**HOW TO COMPLETE THIS TASK**: Hand back the entries exactly as written, minus every picture.

**EXERCISE DATA**:
● ● ● ●

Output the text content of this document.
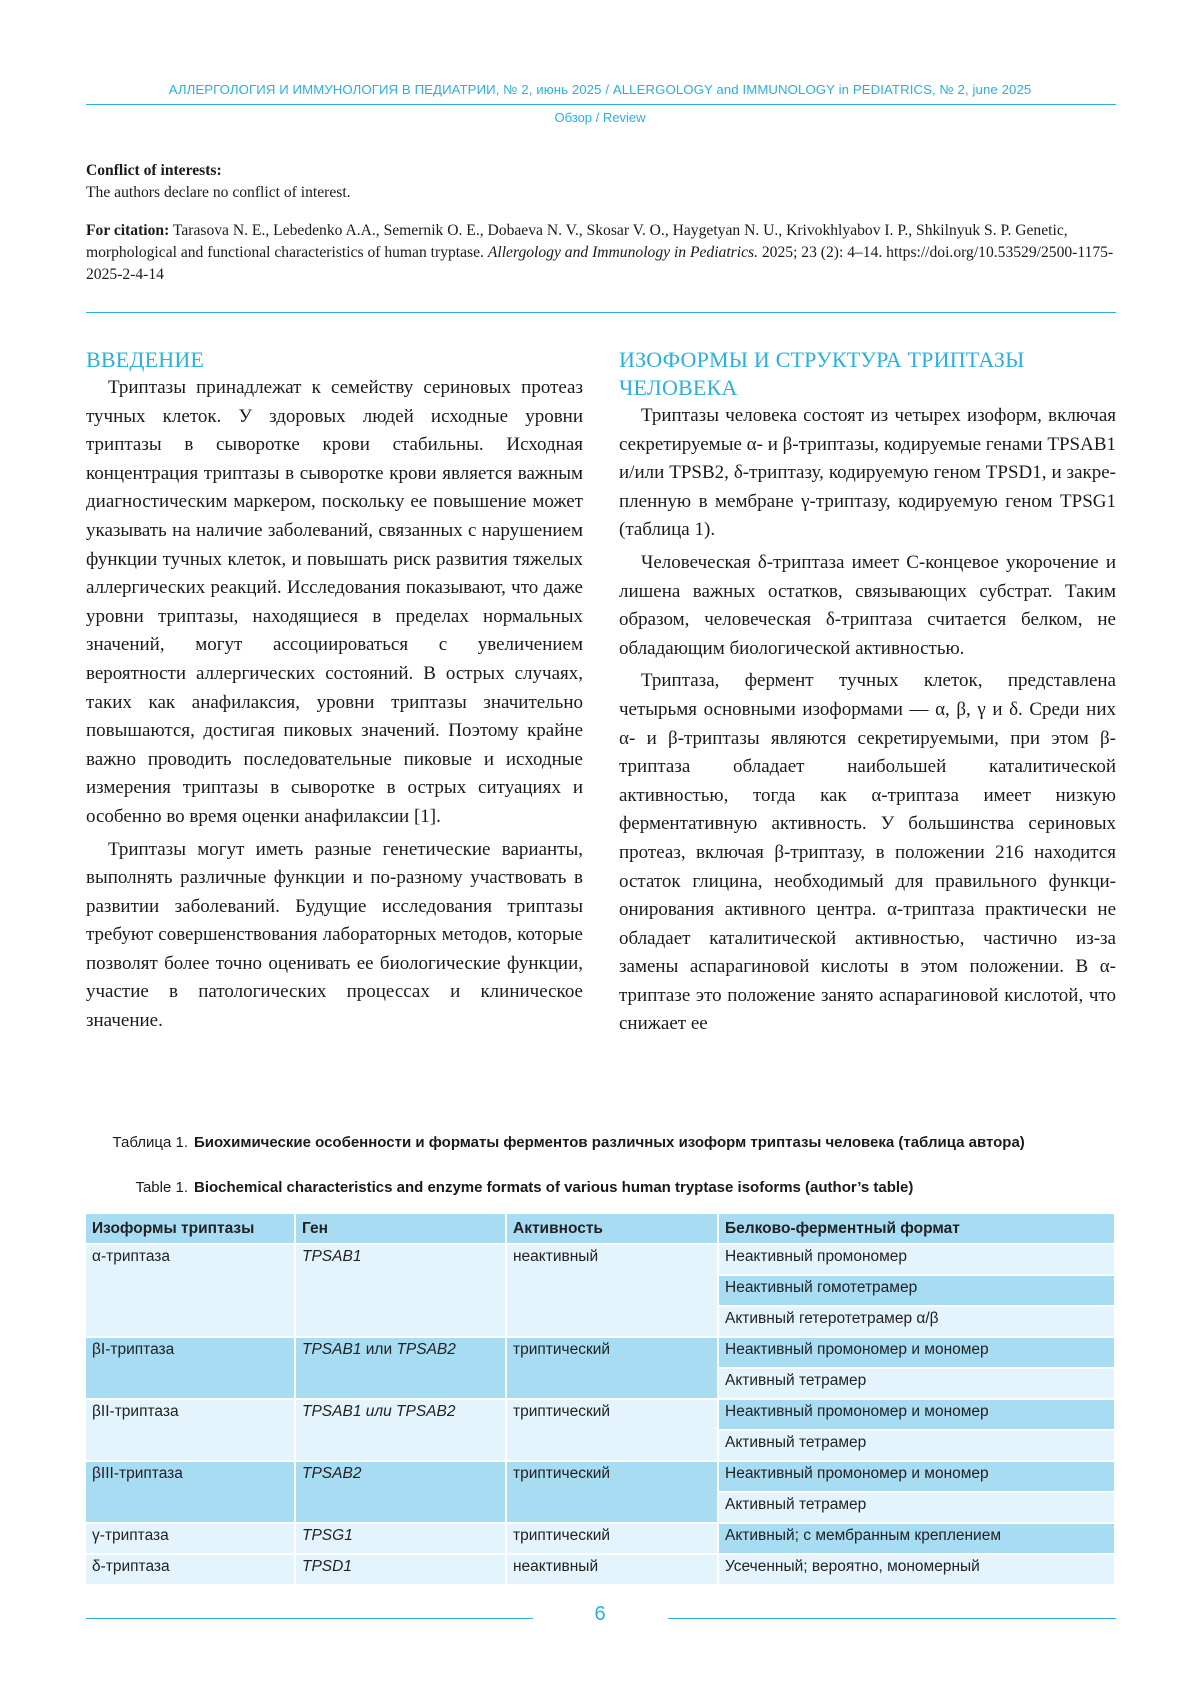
АЛЛЕРГОЛОГИЯ И ИММУНОЛОГИЯ В ПЕДИАТРИИ, № 2, июнь 2025 / ALLERGOLOGY and IMMUNOLOGY in PEDIATRICS, № 2, june 2025
Обзор / Review
Conflict of interests:
The authors declare no conflict of interest.
For citation: Tarasova N. E., Lebedenko A.A., Semernik O. E., Dobaeva N. V., Skosar V. O., Haygetyan N. U., Krivokhlyabov I. P., Shkilnyuk S. P. Genetic, morphological and functional characteristics of human tryptase. Allergology and Immunology in Pediatrics. 2025; 23 (2): 4–14. https://doi.org/10.53529/2500-1175-2025-2-4-14
ВВЕДЕНИЕ

Триптазы принадлежат к семейству сериновых протеаз тучных клеток. У здоровых людей исходные уровни триптазы в сыворотке крови стабильны. Исходная концентрация триптазы в сыворотке крови является важным диагностическим маркером, поскольку ее повышение может указывать на наличие заболеваний, связанных с нарушением функции тучных клеток, и повышать риск развития тяжелых аллергических реакций. Исследования показывают, что даже уровни триптазы, находящиеся в пределах нормальных значений, могут ассоциироваться с увеличением вероятности аллергических состояний. В острых случаях, таких как анафилаксия, уровни триптазы значительно повышаются, достигая пиковых значений. Поэтому крайне важно проводить последовательные пиковые и исходные измерения триптазы в сыворотке в острых ситуациях и особенно во время оценки анафилаксии [1].

Триптазы могут иметь разные генетические варианты, выполнять различные функции и по-разному участвовать в развитии заболеваний. Будущие исследования триптазы требуют совершенствования лабораторных методов, которые позволят более точно оценивать ее биологические функции, участие в патологических процессах и клиническое значение.

ИЗОФОРМЫ И СТРУКТУРА ТРИПТАЗЫ ЧЕЛОВЕКА

Триптазы человека состоят из четырех изоформ, включая секретируемые α- и β-триптазы, кодируемые генами TPSAB1 и/или TPSB2, δ-триптазу, кодируемую геном TPSD1, и закрепленную в мембране γ-триптазу, кодируемую геном TPSG1 (таблица 1).

Человеческая δ-триптаза имеет С-концевое укорочение и лишена важных остатков, связывающих субстрат. Таким образом, человеческая δ-триптаза считается белком, не обладающим биологической активностью.

Триптаза, фермент тучных клеток, представлена четырьмя основными изоформами — α, β, γ и δ. Среди них α- и β-триптазы являются секретируемыми, при этом β-триптаза обладает наибольшей каталитической активностью, тогда как α-триптаза имеет низкую ферментативную активность. У большинства сериновых протеаз, включая β-триптазу, в положении 216 находится остаток глицина, необходимый для правильного функционирования активного центра. α-триптаза практически не обладает каталитической активностью, частично из-за замены аспарагиновой кислоты в этом положении. В α-триптазе это положение занято аспарагиновой кислотой, что снижает ее

Таблица 1. Биохимические особенности и форматы ферментов различных изоформ триптазы человека (таблица автора)
Table 1. Biochemical characteristics and enzyme formats of various human tryptase isoforms (author’s table)
Изоформы триптазы	Ген	Активность	Белково-ферментный формат
α-триптаза	TPSAB1	неактивный	Неактивный промономер
			Неактивный гомотетрамер
			Активный гетеротетрамер α/β
βI-триптаза	TPSAB1 или TPSAB2	триптический	Неактивный промономер и мономер
			Активный тетрамер
βII-триптаза	TPSAB1 или TPSAB2	триптический	Неактивный промономер и мономер
			Активный тетрамер
βIII-триптаза	TPSAB2	триптический	Неактивный промономер и мономер
			Активный тетрамер
γ-триптаза	TPSG1	триптический	Активный; с мембранным креплением
δ-триптаза	TPSD1	неактивный	Усеченный; вероятно, мономерный
6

● ● ● ●

**EXERCISE RESPONSE**:
Output the text content of this document.
АЛЛЕРГОЛОГИЯ И ИММУНОЛОГИЯ В ПЕДИАТРИИ, № 2, июнь 2025 / ALLERGOLOGY and IMMUNOLOGY in PEDIATRICS, № 2, june 2025
Обзор / Review
Conflict of interests:
The authors declare no conflict of interest.
For citation: Tarasova N. E., Lebedenko A.A., Semernik O. E., Dobaeva N. V., Skosar V. O., Haygetyan N. U., Krivokhlyabov I. P., Shkilnyuk S. P. Genetic, morphological and functional characteristics of human tryptase. Allergology and Immunology in Pediatrics. 2025; 23 (2): 4–14. https://doi.org/10.53529/2500-1175-2025-2-4-14
ВВЕДЕНИЕ

Триптазы принадлежат к семейству сериновых протеаз тучных клеток. У здоровых людей исходные уровни триптазы в сыворотке крови стабильны. Исходная концентрация триптазы в сыворотке крови является важным диагностическим маркером, поскольку ее повышение может указывать на наличие заболеваний, связанных с нарушением функции тучных клеток, и повышать риск развития тяжелых аллергических реакций. Исследования показывают, что даже уровни триптазы, находящиеся в пределах нормальных значений, могут ассоциироваться с увеличением вероятности аллергических состояний. В острых случаях, таких как анафилаксия, уровни триптазы значительно повышаются, достигая пиковых значений. Поэтому крайне важно проводить последовательные пиковые и исходные измерения триптазы в сыворотке в острых ситуациях и особенно во время оценки анафилаксии [1].

Триптазы могут иметь разные генетические варианты, выполнять различные функции и по-разному участвовать в развитии заболеваний. Будущие исследования триптазы требуют совершенствования лабораторных методов, которые позволят более точно оценивать ее биологические функции, участие в патологических процессах и клиническое значение.

ИЗОФОРМЫ И СТРУКТУРА ТРИПТАЗЫ ЧЕЛОВЕКА

Триптазы человека состоят из четырех изоформ, включая секретируемые α- и β-триптазы, кодируемые генами TPSAB1 и/или TPSB2, δ-триптазу, кодируемую геном TPSD1, и закрепленную в мембране γ-триптазу, кодируемую геном TPSG1 (таблица 1).

Человеческая δ-триптаза имеет С-концевое укорочение и лишена важных остатков, связывающих субстрат. Таким образом, человеческая δ-триптаза считается белком, не обладающим биологической активностью.

Триптаза, фермент тучных клеток, представлена четырьмя основными изоформами — α, β, γ и δ. Среди них α- и β-триптазы являются секретируемыми, при этом β-триптаза обладает наибольшей каталитической активностью, тогда как α-триптаза имеет низкую ферментативную активность. У большинства сериновых протеаз, включая β-триптазу, в положении 216 находится остаток глицина, необходимый для правильного функционирования активного центра. α-триптаза практически не обладает каталитической активностью, частично из-за замены аспарагиновой кислоты в этом положении. В α-триптазе это положение занято аспарагиновой кислотой, что снижает ее

Таблица 1. Биохимические особенности и форматы ферментов различных изоформ триптазы человека (таблица автора)
Table 1. Biochemical characteristics and enzyme formats of various human tryptase isoforms (author’s table)
Изоформы триптазы	Ген	Активность	Белково-ферментный формат
α-триптаза	TPSAB1	неактивный	Неактивный промономер
			Неактивный гомотетрамер
			Активный гетеротетрамер α/β
βI-триптаза	TPSAB1 или TPSAB2	триптический	Неактивный промономер и мономер
			Активный тетрамер
βII-триптаза	TPSAB1 или TPSAB2	триптический	Неактивный промономер и мономер
			Активный тетрамер
βIII-триптаза	TPSAB2	триптический	Неактивный промономер и мономер
			Активный тетрамер
γ-триптаза	TPSG1	триптический	Активный; с мембранным креплением
δ-триптаза	TPSD1	неактивный	Усеченный; вероятно, мономерный
6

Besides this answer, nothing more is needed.